— Start SOURCE DATA —
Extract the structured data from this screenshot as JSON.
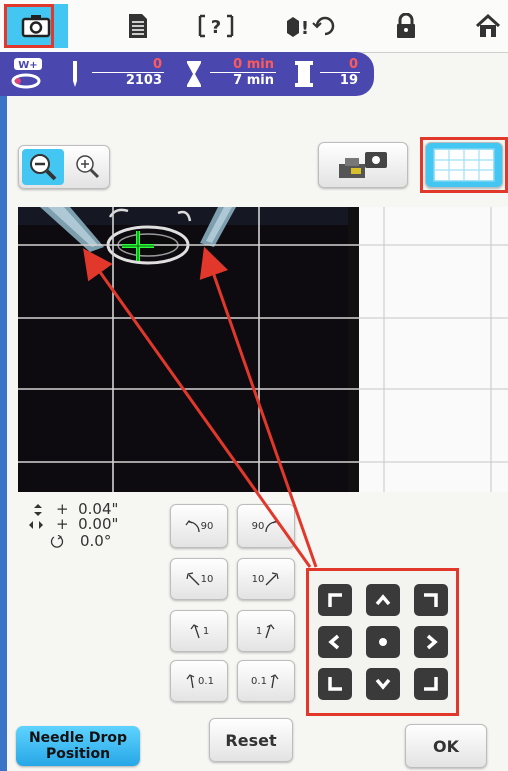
{
  "tabs": [
    {
      "icon": "camera-icon"
    },
    {
      "icon": "document-icon"
    },
    {
      "icon": "help-icon",
      "label": "?"
    },
    {
      "icon": "maintenance-icon",
      "label": "!"
    },
    {
      "icon": "lock-icon"
    },
    {
      "icon": "home-icon"
    }
  ],
  "status": {
    "presser_foot": "W+",
    "stitch_current": "0",
    "stitch_total": "2103",
    "time_current": "0 min",
    "time_total": "7 min",
    "color_current": "0",
    "color_total": "19"
  },
  "readouts": {
    "vertical": "+  0.04\"",
    "horizontal": "+  0.00\"",
    "angle": "0.0°"
  },
  "rotation_buttons": {
    "ccw_90": "90",
    "cw_90": "90",
    "ccw_10": "10",
    "cw_10": "10",
    "ccw_1": "1",
    "cw_1": "1",
    "ccw_01": "0.1",
    "cw_01": "0.1"
  },
  "buttons": {
    "needle_drop_line1": "Needle Drop",
    "needle_drop_line2": "Position",
    "reset": "Reset",
    "ok": "OK"
  },
  "colors": {
    "accent": "#43c7f2",
    "status_bar": "#4a48ae",
    "highlight": "#e1382b",
    "crosshair": "#2bff3a"
  }
}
— End SOURCE DATA —
• **STATED PROBLEM**: Quote the data above in full and without alteration; skip the pictures.

• **RESULT FOR THIS TASK**:
Extract the structured data from this screenshot as JSON.
{
  "tabs": [
    {
      "icon": "camera-icon"
    },
    {
      "icon": "document-icon"
    },
    {
      "icon": "help-icon",
      "label": "?"
    },
    {
      "icon": "maintenance-icon",
      "label": "!"
    },
    {
      "icon": "lock-icon"
    },
    {
      "icon": "home-icon"
    }
  ],
  "status": {
    "presser_foot": "W+",
    "stitch_current": "0",
    "stitch_total": "2103",
    "time_current": "0 min",
    "time_total": "7 min",
    "color_current": "0",
    "color_total": "19"
  },
  "readouts": {
    "vertical": "+  0.04\"",
    "horizontal": "+  0.00\"",
    "angle": "0.0°"
  },
  "rotation_buttons": {
    "ccw_90": "90",
    "cw_90": "90",
    "ccw_10": "10",
    "cw_10": "10",
    "ccw_1": "1",
    "cw_1": "1",
    "ccw_01": "0.1",
    "cw_01": "0.1"
  },
  "buttons": {
    "needle_drop_line1": "Needle Drop",
    "needle_drop_line2": "Position",
    "reset": "Reset",
    "ok": "OK"
  },
  "colors": {
    "accent": "#43c7f2",
    "status_bar": "#4a48ae",
    "highlight": "#e1382b",
    "crosshair": "#2bff3a"
  }
}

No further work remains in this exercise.